■ Task goal ■
Set down, word for word, the stretch of lines from the one containing "OCR this image." to the end of the records below.

***** Data shown *****

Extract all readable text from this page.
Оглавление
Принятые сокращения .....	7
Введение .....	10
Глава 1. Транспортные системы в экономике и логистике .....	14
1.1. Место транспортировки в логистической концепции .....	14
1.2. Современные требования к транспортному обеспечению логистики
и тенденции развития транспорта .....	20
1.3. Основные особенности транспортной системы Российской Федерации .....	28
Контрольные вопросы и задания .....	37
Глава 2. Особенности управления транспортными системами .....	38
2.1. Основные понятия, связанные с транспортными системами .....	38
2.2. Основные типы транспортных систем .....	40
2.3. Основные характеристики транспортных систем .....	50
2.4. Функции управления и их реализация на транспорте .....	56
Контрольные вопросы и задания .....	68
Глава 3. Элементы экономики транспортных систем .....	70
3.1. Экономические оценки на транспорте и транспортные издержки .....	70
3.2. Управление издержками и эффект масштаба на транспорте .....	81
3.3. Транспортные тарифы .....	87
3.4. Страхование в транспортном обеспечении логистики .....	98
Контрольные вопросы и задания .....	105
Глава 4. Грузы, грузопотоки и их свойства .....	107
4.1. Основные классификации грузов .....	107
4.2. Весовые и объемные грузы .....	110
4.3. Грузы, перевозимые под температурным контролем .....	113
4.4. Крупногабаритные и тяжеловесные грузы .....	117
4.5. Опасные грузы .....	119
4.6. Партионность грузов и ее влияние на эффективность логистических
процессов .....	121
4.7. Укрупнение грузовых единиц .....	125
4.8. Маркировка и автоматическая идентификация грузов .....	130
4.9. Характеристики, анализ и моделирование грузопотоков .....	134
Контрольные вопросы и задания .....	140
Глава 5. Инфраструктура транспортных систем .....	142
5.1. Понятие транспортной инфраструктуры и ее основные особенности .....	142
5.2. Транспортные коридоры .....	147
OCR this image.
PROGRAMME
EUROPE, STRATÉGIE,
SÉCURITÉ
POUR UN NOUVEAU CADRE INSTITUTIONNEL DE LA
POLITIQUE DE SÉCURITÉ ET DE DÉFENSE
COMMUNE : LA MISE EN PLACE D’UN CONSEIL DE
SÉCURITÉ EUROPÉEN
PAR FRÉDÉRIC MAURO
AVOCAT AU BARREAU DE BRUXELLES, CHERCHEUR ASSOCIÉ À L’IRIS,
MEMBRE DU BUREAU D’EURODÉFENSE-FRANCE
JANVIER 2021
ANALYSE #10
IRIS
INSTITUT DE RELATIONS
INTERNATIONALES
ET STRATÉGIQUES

*****

■ Expected answer ■
OCR this image.
PROGRAMME
EUROPE, STRATÉGIE,
SÉCURITÉ
POUR UN NOUVEAU CADRE INSTITUTIONNEL DE LA
POLITIQUE DE SÉCURITÉ ET DE DÉFENSE
COMMUNE : LA MISE EN PLACE D’UN CONSEIL DE
SÉCURITÉ EUROPÉEN
PAR FRÉDÉRIC MAURO
AVOCAT AU BARREAU DE BRUXELLES, CHERCHEUR ASSOCIÉ À L’IRIS,
MEMBRE DU BUREAU D’EURODÉFENSE-FRANCE
JANVIER 2021
ANALYSE #10
IRIS
INSTITUT DE RELATIONS
INTERNATIONALES
ET STRATÉGIQUES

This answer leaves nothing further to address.